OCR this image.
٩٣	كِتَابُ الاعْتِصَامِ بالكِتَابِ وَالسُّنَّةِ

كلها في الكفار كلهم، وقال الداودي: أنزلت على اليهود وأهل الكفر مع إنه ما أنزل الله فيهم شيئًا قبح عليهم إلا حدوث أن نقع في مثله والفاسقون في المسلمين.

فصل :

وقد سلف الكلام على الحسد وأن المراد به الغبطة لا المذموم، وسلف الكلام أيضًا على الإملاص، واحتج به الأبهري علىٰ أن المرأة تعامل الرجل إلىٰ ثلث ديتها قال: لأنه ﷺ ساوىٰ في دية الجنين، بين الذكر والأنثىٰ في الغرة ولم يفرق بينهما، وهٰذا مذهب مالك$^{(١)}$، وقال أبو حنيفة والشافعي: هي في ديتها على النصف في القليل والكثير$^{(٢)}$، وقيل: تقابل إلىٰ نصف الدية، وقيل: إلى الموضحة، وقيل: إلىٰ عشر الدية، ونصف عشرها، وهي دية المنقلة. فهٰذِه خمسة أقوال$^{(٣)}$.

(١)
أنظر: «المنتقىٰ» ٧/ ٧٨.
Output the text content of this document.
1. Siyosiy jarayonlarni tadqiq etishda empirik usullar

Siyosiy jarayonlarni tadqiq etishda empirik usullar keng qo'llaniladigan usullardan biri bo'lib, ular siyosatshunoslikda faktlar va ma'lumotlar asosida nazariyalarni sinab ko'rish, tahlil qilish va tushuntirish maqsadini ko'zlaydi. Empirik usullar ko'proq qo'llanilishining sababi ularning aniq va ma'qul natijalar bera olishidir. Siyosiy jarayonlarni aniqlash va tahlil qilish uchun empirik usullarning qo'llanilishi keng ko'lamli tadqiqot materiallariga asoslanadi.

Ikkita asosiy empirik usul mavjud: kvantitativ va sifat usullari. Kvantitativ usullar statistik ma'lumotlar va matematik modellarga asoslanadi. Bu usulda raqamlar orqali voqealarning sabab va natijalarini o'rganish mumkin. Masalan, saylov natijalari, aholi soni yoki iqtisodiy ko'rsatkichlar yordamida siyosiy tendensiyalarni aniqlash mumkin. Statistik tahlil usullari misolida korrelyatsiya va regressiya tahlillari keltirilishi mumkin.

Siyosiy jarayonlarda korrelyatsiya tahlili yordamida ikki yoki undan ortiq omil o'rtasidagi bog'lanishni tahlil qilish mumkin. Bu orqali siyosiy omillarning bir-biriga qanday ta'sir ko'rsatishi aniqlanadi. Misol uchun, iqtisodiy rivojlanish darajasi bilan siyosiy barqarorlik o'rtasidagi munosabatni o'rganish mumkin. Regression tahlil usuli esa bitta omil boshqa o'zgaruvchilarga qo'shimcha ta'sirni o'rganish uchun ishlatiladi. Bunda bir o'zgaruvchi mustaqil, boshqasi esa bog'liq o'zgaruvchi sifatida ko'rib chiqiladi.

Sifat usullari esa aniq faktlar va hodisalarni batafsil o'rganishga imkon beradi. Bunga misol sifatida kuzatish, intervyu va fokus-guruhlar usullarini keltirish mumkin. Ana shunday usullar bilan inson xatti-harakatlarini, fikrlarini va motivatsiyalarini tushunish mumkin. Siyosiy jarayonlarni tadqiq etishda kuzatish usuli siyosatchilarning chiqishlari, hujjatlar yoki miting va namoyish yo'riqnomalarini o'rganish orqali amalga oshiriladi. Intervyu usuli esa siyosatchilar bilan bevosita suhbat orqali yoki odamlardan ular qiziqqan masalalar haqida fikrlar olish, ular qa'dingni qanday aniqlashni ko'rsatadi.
....
## What you need to do
Every record shown above should be written out again exactly.

## Task response
OCR this image.
٩٣	كِتَابُ الاعْتِصَامِ بالكِتَابِ وَالسُّنَّةِ

كلها في الكفار كلهم، وقال الداودي: أنزلت على اليهود وأهل الكفر مع إنه ما أنزل الله فيهم شيئًا قبح عليهم إلا حدوث أن نقع في مثله والفاسقون في المسلمين.

فصل :

وقد سلف الكلام على الحسد وأن المراد به الغبطة لا المذموم، وسلف الكلام أيضًا على الإملاص، واحتج به الأبهري علىٰ أن المرأة تعامل الرجل إلىٰ ثلث ديتها قال: لأنه ﷺ ساوىٰ في دية الجنين، بين الذكر والأنثىٰ في الغرة ولم يفرق بينهما، وهٰذا مذهب مالك$^{(١)}$، وقال أبو حنيفة والشافعي: هي في ديتها على النصف في القليل والكثير$^{(٢)}$، وقيل: تقابل إلىٰ نصف الدية، وقيل: إلى الموضحة، وقيل: إلىٰ عشر الدية، ونصف عشرها، وهي دية المنقلة. فهٰذِه خمسة أقوال$^{(٣)}$.

(١)
أنظر: «المنتقىٰ» ٧/ ٧٨.
Output the text content of this document.
1. Siyosiy jarayonlarni tadqiq etishda empirik usullar

Siyosiy jarayonlarni tadqiq etishda empirik usullar keng qo'llaniladigan usullardan biri bo'lib, ular siyosatshunoslikda faktlar va ma'lumotlar asosida nazariyalarni sinab ko'rish, tahlil qilish va tushuntirish maqsadini ko'zlaydi. Empirik usullar ko'proq qo'llanilishining sababi ularning aniq va ma'qul natijalar bera olishidir. Siyosiy jarayonlarni aniqlash va tahlil qilish uchun empirik usullarning qo'llanilishi keng ko'lamli tadqiqot materiallariga asoslanadi.

Ikkita asosiy empirik usul mavjud: kvantitativ va sifat usullari. Kvantitativ usullar statistik ma'lumotlar va matematik modellarga asoslanadi. Bu usulda raqamlar orqali voqealarning sabab va natijalarini o'rganish mumkin. Masalan, saylov natijalari, aholi soni yoki iqtisodiy ko'rsatkichlar yordamida siyosiy tendensiyalarni aniqlash mumkin. Statistik tahlil usullari misolida korrelyatsiya va regressiya tahlillari keltirilishi mumkin.

Siyosiy jarayonlarda korrelyatsiya tahlili yordamida ikki yoki undan ortiq omil o'rtasidagi bog'lanishni tahlil qilish mumkin. Bu orqali siyosiy omillarning bir-biriga qanday ta'sir ko'rsatishi aniqlanadi. Misol uchun, iqtisodiy rivojlanish darajasi bilan siyosiy barqarorlik o'rtasidagi munosabatni o'rganish mumkin. Regression tahlil usuli esa bitta omil boshqa o'zgaruvchilarga qo'shimcha ta'sirni o'rganish uchun ishlatiladi. Bunda bir o'zgaruvchi mustaqil, boshqasi esa bog'liq o'zgaruvchi sifatida ko'rib chiqiladi.

Sifat usullari esa aniq faktlar va hodisalarni batafsil o'rganishga imkon beradi. Bunga misol sifatida kuzatish, intervyu va fokus-guruhlar usullarini keltirish mumkin. Ana shunday usullar bilan inson xatti-harakatlarini, fikrlarini va motivatsiyalarini tushunish mumkin. Siyosiy jarayonlarni tadqiq etishda kuzatish usuli siyosatchilarning chiqishlari, hujjatlar yoki miting va namoyish yo'riqnomalarini o'rganish orqali amalga oshiriladi. Intervyu usuli esa siyosatchilar bilan bevosita suhbat orqali yoki odamlardan ular qiziqqan masalalar haqida fikrlar olish, ular qa'dingni qanday aniqlashni ko'rsatadi.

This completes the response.